▶ **Stated problem**
Retype every entry word for word.

▶ **Record list**
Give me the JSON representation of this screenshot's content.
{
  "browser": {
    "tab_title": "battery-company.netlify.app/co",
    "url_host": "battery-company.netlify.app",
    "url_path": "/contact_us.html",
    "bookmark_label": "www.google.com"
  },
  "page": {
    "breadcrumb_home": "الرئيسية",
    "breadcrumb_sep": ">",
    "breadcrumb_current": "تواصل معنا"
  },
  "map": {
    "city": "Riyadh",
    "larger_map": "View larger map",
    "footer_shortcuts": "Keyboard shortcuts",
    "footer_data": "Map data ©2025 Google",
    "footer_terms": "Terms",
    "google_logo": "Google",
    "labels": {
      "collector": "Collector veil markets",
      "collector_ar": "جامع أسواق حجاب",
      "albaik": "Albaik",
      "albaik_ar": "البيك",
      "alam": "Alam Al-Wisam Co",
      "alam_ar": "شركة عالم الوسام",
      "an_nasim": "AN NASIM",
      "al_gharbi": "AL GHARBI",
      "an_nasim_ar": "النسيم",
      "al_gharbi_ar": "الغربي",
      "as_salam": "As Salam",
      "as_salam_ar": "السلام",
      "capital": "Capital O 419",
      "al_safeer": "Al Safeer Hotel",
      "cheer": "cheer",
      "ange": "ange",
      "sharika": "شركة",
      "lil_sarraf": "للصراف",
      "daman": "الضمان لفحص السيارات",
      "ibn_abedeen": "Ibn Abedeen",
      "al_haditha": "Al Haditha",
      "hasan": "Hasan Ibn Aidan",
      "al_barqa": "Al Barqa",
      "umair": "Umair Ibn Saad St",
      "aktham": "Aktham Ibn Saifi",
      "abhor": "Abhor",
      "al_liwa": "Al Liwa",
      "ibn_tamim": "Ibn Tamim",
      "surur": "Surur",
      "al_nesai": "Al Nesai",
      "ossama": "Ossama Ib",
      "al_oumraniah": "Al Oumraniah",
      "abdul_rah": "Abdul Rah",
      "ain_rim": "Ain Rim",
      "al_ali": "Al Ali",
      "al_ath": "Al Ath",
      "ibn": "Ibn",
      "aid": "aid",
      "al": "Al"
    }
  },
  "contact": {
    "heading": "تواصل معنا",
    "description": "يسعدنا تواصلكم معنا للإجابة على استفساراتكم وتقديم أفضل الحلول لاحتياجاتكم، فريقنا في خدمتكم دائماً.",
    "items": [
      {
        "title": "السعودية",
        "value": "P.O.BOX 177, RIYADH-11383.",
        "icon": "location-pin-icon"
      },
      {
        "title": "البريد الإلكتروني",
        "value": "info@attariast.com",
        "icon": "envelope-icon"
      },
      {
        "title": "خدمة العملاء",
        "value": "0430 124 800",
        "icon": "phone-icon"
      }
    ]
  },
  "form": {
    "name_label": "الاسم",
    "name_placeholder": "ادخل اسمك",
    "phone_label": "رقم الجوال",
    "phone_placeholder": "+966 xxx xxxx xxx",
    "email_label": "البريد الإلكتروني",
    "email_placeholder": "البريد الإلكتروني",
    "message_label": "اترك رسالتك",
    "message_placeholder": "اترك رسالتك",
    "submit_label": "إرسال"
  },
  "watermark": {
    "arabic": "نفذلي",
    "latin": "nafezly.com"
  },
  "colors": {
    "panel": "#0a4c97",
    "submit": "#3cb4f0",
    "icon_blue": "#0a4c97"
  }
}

▶ **Output below**
Give me the JSON representation of this screenshot's content.
{
  "browser": {
    "tab_title": "battery-company.netlify.app/co",
    "url_host": "battery-company.netlify.app",
    "url_path": "/contact_us.html",
    "bookmark_label": "www.google.com"
  },
  "page": {
    "breadcrumb_home": "الرئيسية",
    "breadcrumb_sep": ">",
    "breadcrumb_current": "تواصل معنا"
  },
  "map": {
    "city": "Riyadh",
    "larger_map": "View larger map",
    "footer_shortcuts": "Keyboard shortcuts",
    "footer_data": "Map data ©2025 Google",
    "footer_terms": "Terms",
    "google_logo": "Google",
    "labels": {
      "collector": "Collector veil markets",
      "collector_ar": "جامع أسواق حجاب",
      "albaik": "Albaik",
      "albaik_ar": "البيك",
      "alam": "Alam Al-Wisam Co",
      "alam_ar": "شركة عالم الوسام",
      "an_nasim": "AN NASIM",
      "al_gharbi": "AL GHARBI",
      "an_nasim_ar": "النسيم",
      "al_gharbi_ar": "الغربي",
      "as_salam": "As Salam",
      "as_salam_ar": "السلام",
      "capital": "Capital O 419",
      "al_safeer": "Al Safeer Hotel",
      "cheer": "cheer",
      "ange": "ange",
      "sharika": "شركة",
      "lil_sarraf": "للصراف",
      "daman": "الضمان لفحص السيارات",
      "ibn_abedeen": "Ibn Abedeen",
      "al_haditha": "Al Haditha",
      "hasan": "Hasan Ibn Aidan",
      "al_barqa": "Al Barqa",
      "umair": "Umair Ibn Saad St",
      "aktham": "Aktham Ibn Saifi",
      "abhor": "Abhor",
      "al_liwa": "Al Liwa",
      "ibn_tamim": "Ibn Tamim",
      "surur": "Surur",
      "al_nesai": "Al Nesai",
      "ossama": "Ossama Ib",
      "al_oumraniah": "Al Oumraniah",
      "abdul_rah": "Abdul Rah",
      "ain_rim": "Ain Rim",
      "al_ali": "Al Ali",
      "al_ath": "Al Ath",
      "ibn": "Ibn",
      "aid": "aid",
      "al": "Al"
    }
  },
  "contact": {
    "heading": "تواصل معنا",
    "description": "يسعدنا تواصلكم معنا للإجابة على استفساراتكم وتقديم أفضل الحلول لاحتياجاتكم، فريقنا في خدمتكم دائماً.",
    "items": [
      {
        "title": "السعودية",
        "value": "P.O.BOX 177, RIYADH-11383.",
        "icon": "location-pin-icon"
      },
      {
        "title": "البريد الإلكتروني",
        "value": "info@attariast.com",
        "icon": "envelope-icon"
      },
      {
        "title": "خدمة العملاء",
        "value": "0430 124 800",
        "icon": "phone-icon"
      }
    ]
  },
  "form": {
    "name_label": "الاسم",
    "name_placeholder": "ادخل اسمك",
    "phone_label": "رقم الجوال",
    "phone_placeholder": "+966 xxx xxxx xxx",
    "email_label": "البريد الإلكتروني",
    "email_placeholder": "البريد الإلكتروني",
    "message_label": "اترك رسالتك",
    "message_placeholder": "اترك رسالتك",
    "submit_label": "إرسال"
  },
  "watermark": {
    "arabic": "نفذلي",
    "latin": "nafezly.com"
  },
  "colors": {
    "panel": "#0a4c97",
    "submit": "#3cb4f0",
    "icon_blue": "#0a4c97"
  }
}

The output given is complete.